Exercise prompt —
Go through the material and pull out every line with the string "JSON" in it.

Excerpt from a dataset:

Start

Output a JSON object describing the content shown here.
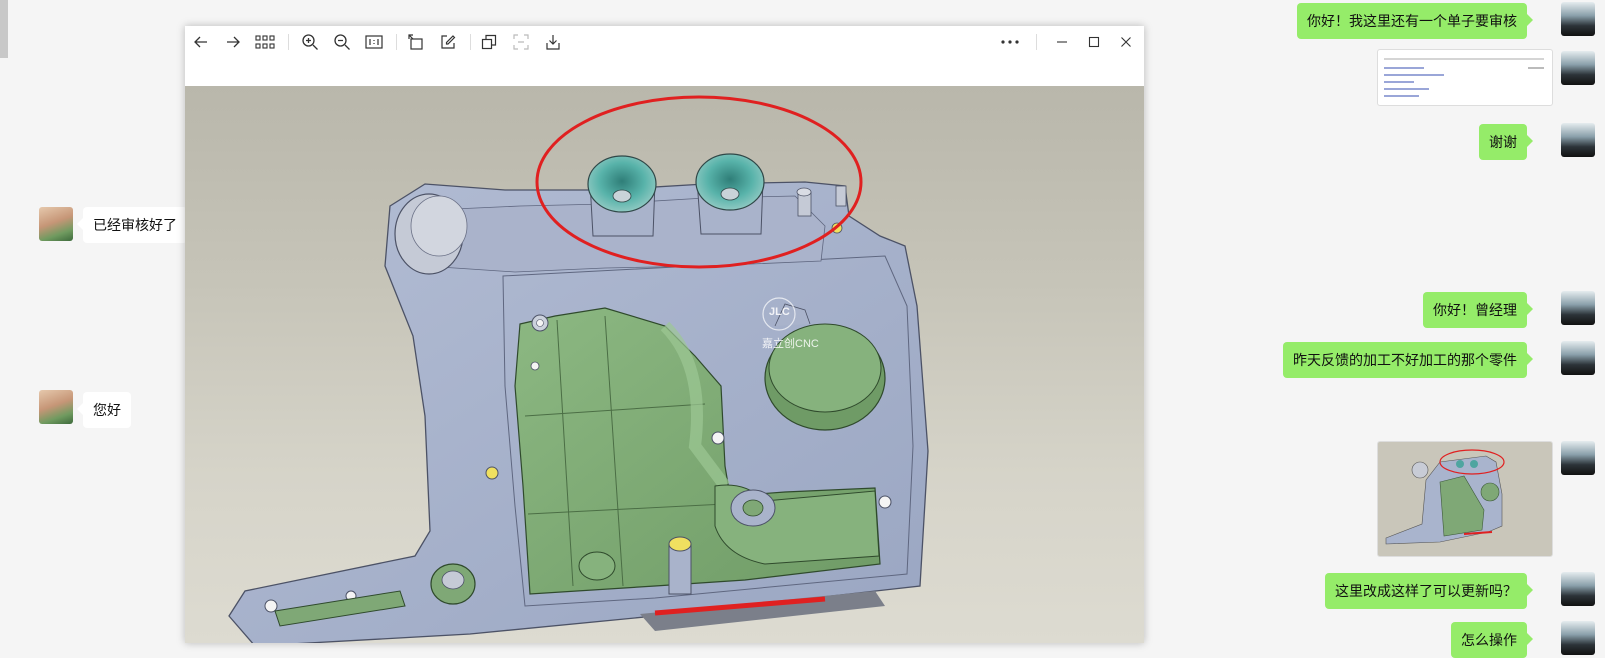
{
  "left_messages": [
    {
      "text": "已经审核好了"
    },
    {
      "text": "您好"
    }
  ],
  "right_messages": [
    {
      "text": "你好！我这里还有一个单子要审核"
    },
    {
      "text": "谢谢"
    },
    {
      "text": "你好！曾经理"
    },
    {
      "text": "昨天反馈的加工不好加工的那个零件"
    },
    {
      "text": "这里改成这样了可以更新吗？"
    },
    {
      "text": "怎么操作"
    }
  ],
  "viewer": {
    "watermark_logo": "JLC",
    "watermark_text": "嘉立创CNC",
    "toolbar_icons": [
      "back-arrow-icon",
      "forward-arrow-icon",
      "grid-view-icon",
      "zoom-in-icon",
      "zoom-out-icon",
      "actual-size-icon",
      "rotate-icon",
      "edit-icon",
      "copy-icon",
      "ocr-icon",
      "download-icon",
      "more-icon",
      "minimize-icon",
      "maximize-icon",
      "close-icon"
    ]
  },
  "colors": {
    "sent_bubble": "#95ec69",
    "received_bubble": "#ffffff",
    "annotation_red": "#e02020",
    "part_green": "#7fa876",
    "part_blue_gray": "#a9b4cd"
  }
}
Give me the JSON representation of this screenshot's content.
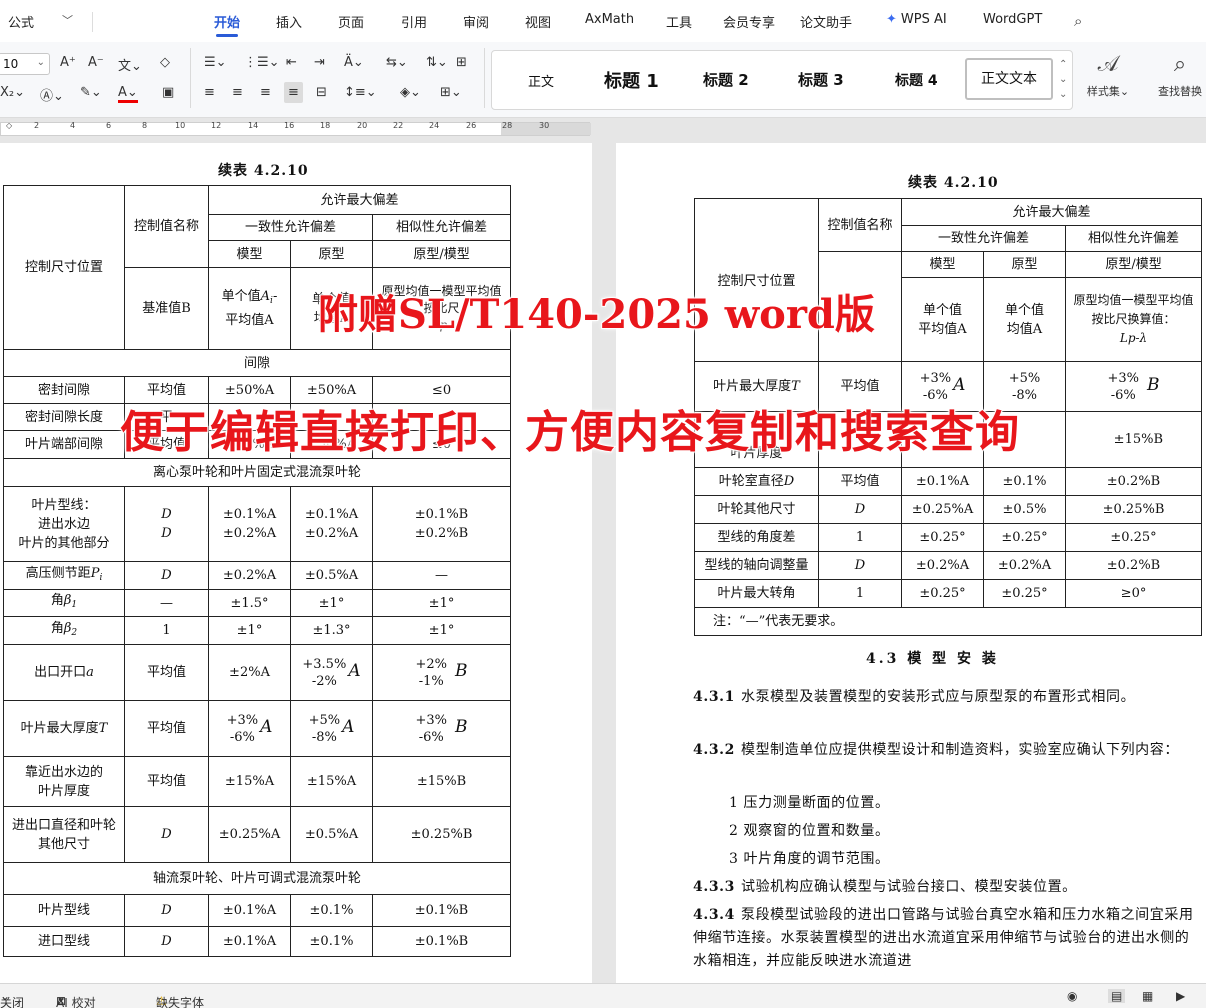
{
  "ribbon": {
    "font_name": "公式",
    "tabs": [
      "开始",
      "插入",
      "页面",
      "引用",
      "审阅",
      "视图",
      "AxMath",
      "工具",
      "会员专享",
      "论文助手",
      "WPS AI",
      "WordGPT"
    ],
    "font_size": "10",
    "styles": [
      "正文",
      "标题 1",
      "标题 2",
      "标题 3",
      "标题 4",
      "正文文本"
    ],
    "style_set_label": "样式集",
    "find_replace_label": "查找替换"
  },
  "ruler": {
    "ticks": [
      "2",
      "4",
      "6",
      "8",
      "10",
      "12",
      "14",
      "16",
      "18",
      "20",
      "22",
      "24",
      "26",
      "28",
      "30"
    ]
  },
  "left_page": {
    "caption": "续表 4.2.10",
    "header": {
      "position": "控制尺寸位置",
      "value_name": "控制值名称",
      "max_dev": "允许最大偏差",
      "consistency": "一致性允许偏差",
      "similarity": "相似性允许偏差",
      "model": "模型",
      "prototype": "原型",
      "proto_model": "原型/模型",
      "base_value": "基准值B",
      "single_model_1": "单个值",
      "single_model_2": "A",
      "single_model_3": "i",
      "single_model_4": "-",
      "single_model_5": "平均值A",
      "single_proto_1": "单个值",
      "single_proto_2": "均值A",
      "proto_avg_1": "原型均值一模型平均值",
      "proto_avg_2": "按比尺",
      "proto_avg_3": "Lp-"
    },
    "rows": {
      "gap": "间隙",
      "seal_gap": {
        "name": "密封间隙",
        "value": "平均值",
        "model": "±50%A",
        "proto": "±50%A",
        "sim": "≤0"
      },
      "seal_len": {
        "name": "密封间隙长度",
        "value": "平",
        "model": "",
        "proto": "",
        "sim": ""
      },
      "tip_gap": {
        "name": "叶片端部间隙",
        "value": "平均值",
        "model": "±50%A",
        "proto": "±50%A",
        "sim": "≤0"
      },
      "centrifugal": "离心泵叶轮和叶片固定式混流泵叶轮",
      "blade_profile": {
        "name1": "叶片型线：",
        "name2": "进出水边",
        "name3": "叶片的其他部分",
        "value1": "D",
        "value2": "D",
        "model1": "±0.1%A",
        "model2": "±0.2%A",
        "proto1": "±0.1%A",
        "proto2": "±0.2%A",
        "sim1": "±0.1%B",
        "sim2": "±0.2%B"
      },
      "hp_pitch": {
        "name": "高压侧节距",
        "sym": "P",
        "sub": "i",
        "value": "D",
        "model": "±0.2%A",
        "proto": "±0.5%A",
        "sim": "—"
      },
      "angle1": {
        "name": "角",
        "sym": "β",
        "sub": "1",
        "value": "—",
        "model": "±1.5°",
        "proto": "±1°",
        "sim": "±1°"
      },
      "angle2": {
        "name": "角",
        "sym": "β",
        "sub": "2",
        "value": "1",
        "model": "±1°",
        "proto": "±1.3°",
        "sim": "±1°"
      },
      "outlet": {
        "name": "出口开口",
        "sym": "a",
        "value": "平均值",
        "model": "±2%A",
        "proto_top": "+3.5%",
        "proto_bot": "-2%",
        "sim_top": "+2%",
        "sim_bot": "-1%",
        "letterA": "A",
        "letterB": "B"
      },
      "thick": {
        "name": "叶片最大厚度",
        "sym": "T",
        "value": "平均值",
        "model_top": "+3%",
        "model_bot": "-6%",
        "proto_top": "+5%",
        "proto_bot": "-8%",
        "sim_top": "+3%",
        "sim_bot": "-6%"
      },
      "near_edge": {
        "name1": "靠近出水边的",
        "name2": "叶片厚度",
        "value": "平均值",
        "model": "±15%A",
        "proto": "±15%A",
        "sim": "±15%B"
      },
      "diameter": {
        "name1": "进出口直径和叶轮",
        "name2": "其他尺寸",
        "value": "D",
        "model": "±0.25%A",
        "proto": "±0.5%A",
        "sim": "±0.25%B"
      },
      "axial": "轴流泵叶轮、叶片可调式混流泵叶轮",
      "blade_line": {
        "name": "叶片型线",
        "value": "D",
        "model": "±0.1%A",
        "proto": "±0.1%",
        "sim": "±0.1%B"
      },
      "inlet_line": {
        "name": "进口型线",
        "value": "D",
        "model": "±0.1%A",
        "proto": "±0.1%",
        "sim": "±0.1%B"
      }
    }
  },
  "right_page": {
    "caption": "续表 4.2.10",
    "header": {
      "position": "控制尺寸位置",
      "value_name": "控制值名称",
      "max_dev": "允许最大偏差",
      "consistency": "一致性允许偏差",
      "similarity": "相似性允许偏差",
      "model": "模型",
      "prototype": "原型",
      "proto_model": "原型/模型",
      "single_model_1": "单个值",
      "single_model_2": "平均值A",
      "single_proto_1": "单个值",
      "single_proto_2": "均值A",
      "proto_avg_1": "原型均值一模型平均值",
      "proto_avg_2": "按比尺",
      "proto_avg_3": "换算值：",
      "proto_avg_4": "Lp-λ"
    },
    "rows": {
      "thick": {
        "name": "叶片最大厚度",
        "sym": "T",
        "value": "平均值",
        "model_top": "+3%",
        "model_bot": "-6%",
        "proto_top": "+5%",
        "proto_bot": "-8%",
        "sim_top": "+3%",
        "sim_bot": "-6%"
      },
      "near_edge": {
        "name": "叶片厚度",
        "sim": "±15%B"
      },
      "hub": {
        "name": "叶轮室直径",
        "sym": "D",
        "value": "平均值",
        "model": "±0.1%A",
        "proto": "±0.1%",
        "sim": "±0.2%B"
      },
      "impeller_other": {
        "name": "叶轮其他尺寸",
        "value": "D",
        "model": "±0.25%A",
        "proto": "±0.5%",
        "sim": "±0.25%B"
      },
      "profile_angle": {
        "name": "型线的角度差",
        "value": "1",
        "model": "±0.25°",
        "proto": "±0.25°",
        "sim": "±0.25°"
      },
      "axial_adj": {
        "name": "型线的轴向调整量",
        "value": "D",
        "model": "±0.2%A",
        "proto": "±0.2%A",
        "sim": "±0.2%B"
      },
      "max_rot": {
        "name": "叶片最大转角",
        "value": "1",
        "model": "±0.25°",
        "proto": "±0.25°",
        "sim": "≥0°"
      },
      "note": "注：“—”代表无要求。"
    },
    "section_title": "4.3 模 型 安 装",
    "paras": [
      {
        "num": "4.3.1",
        "text": "水泵模型及装置模型的安装形式应与原型泵的布置形式相同。"
      },
      {
        "num": "4.3.2",
        "text": "模型制造单位应提供模型设计和制造资料，实验室应确认下列内容："
      },
      {
        "num": "4.3.3",
        "text": "试验机构应确认模型与试验台接口、模型安装位置。"
      },
      {
        "num": "4.3.4",
        "text": "泵段模型试验段的进出口管路与试验台真空水箱和压力水箱之间宜采用伸缩节连接。水泵装置模型的进出水流道宜采用伸缩节与试验台的进出水侧的水箱相连，并应能反映进水流道进"
      }
    ],
    "items": [
      "1 压力测量断面的位置。",
      "2 观察窗的位置和数量。",
      "3 叶片角度的调节范围。"
    ]
  },
  "overlay": {
    "line1": "附赠SL/T140-2025 word版",
    "line2": "便于编辑直接打印、方便内容复制和搜索查询"
  },
  "status": {
    "left": "关闭",
    "ai_check": "AI 校对",
    "missing_font": "缺失字体"
  }
}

End

Task answer —
Output a JSON object describing the content shown here.
Give me the JSON representation of this screenshot's content.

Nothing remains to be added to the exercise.